(EXERCISE DESCRIPTION): Show every line below where "заявлению" can be found.

------ INFORMATION PROVIDED

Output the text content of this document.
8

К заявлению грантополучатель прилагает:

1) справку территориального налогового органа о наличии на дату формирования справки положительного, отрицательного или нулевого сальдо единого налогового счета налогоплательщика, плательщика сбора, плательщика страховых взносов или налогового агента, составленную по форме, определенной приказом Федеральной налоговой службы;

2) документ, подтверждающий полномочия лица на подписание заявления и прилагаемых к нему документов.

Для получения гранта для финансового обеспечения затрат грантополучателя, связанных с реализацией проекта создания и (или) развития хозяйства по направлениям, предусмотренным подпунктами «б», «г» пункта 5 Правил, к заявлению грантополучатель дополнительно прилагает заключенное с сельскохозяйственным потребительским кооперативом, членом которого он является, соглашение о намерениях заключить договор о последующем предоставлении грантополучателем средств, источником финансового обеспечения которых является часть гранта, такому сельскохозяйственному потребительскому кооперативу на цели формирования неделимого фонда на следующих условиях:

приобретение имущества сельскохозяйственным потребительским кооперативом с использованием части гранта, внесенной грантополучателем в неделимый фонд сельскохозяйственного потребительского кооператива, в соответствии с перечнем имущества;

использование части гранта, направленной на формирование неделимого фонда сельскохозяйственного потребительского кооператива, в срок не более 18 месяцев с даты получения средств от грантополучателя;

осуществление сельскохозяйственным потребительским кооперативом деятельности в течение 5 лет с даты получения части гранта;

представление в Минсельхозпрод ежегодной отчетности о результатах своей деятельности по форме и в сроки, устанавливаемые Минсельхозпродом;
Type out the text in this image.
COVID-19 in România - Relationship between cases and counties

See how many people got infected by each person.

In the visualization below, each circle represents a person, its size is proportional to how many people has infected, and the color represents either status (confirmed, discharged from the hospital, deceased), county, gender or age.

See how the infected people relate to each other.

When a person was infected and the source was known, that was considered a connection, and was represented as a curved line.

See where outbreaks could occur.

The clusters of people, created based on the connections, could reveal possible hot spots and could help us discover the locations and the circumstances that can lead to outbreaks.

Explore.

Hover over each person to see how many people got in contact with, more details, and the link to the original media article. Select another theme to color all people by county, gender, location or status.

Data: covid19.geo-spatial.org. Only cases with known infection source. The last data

------------

(RESPONSE TO THIS EXERCISE):
К заявлению грантополучатель прилагает:
Для получения гранта для финансового обеспечения затрат грантополучателя, связанных с реализацией проекта создания и (или) развития хозяйства по направлениям, предусмотренным подпунктами «б», «г» пункта 5 Правил, к заявлению грантополучатель дополнительно прилагает заключенное с сельскохозяйственным потребительским кооперативом, членом которого он является, соглашение о намерениях заключить договор о последующем предоставлении грантополучателем средств, источником финансового обеспечения которых является часть гранта, такому сельскохозяйственному потребительскому кооперативу на цели формирования неделимого фонда на следующих условиях:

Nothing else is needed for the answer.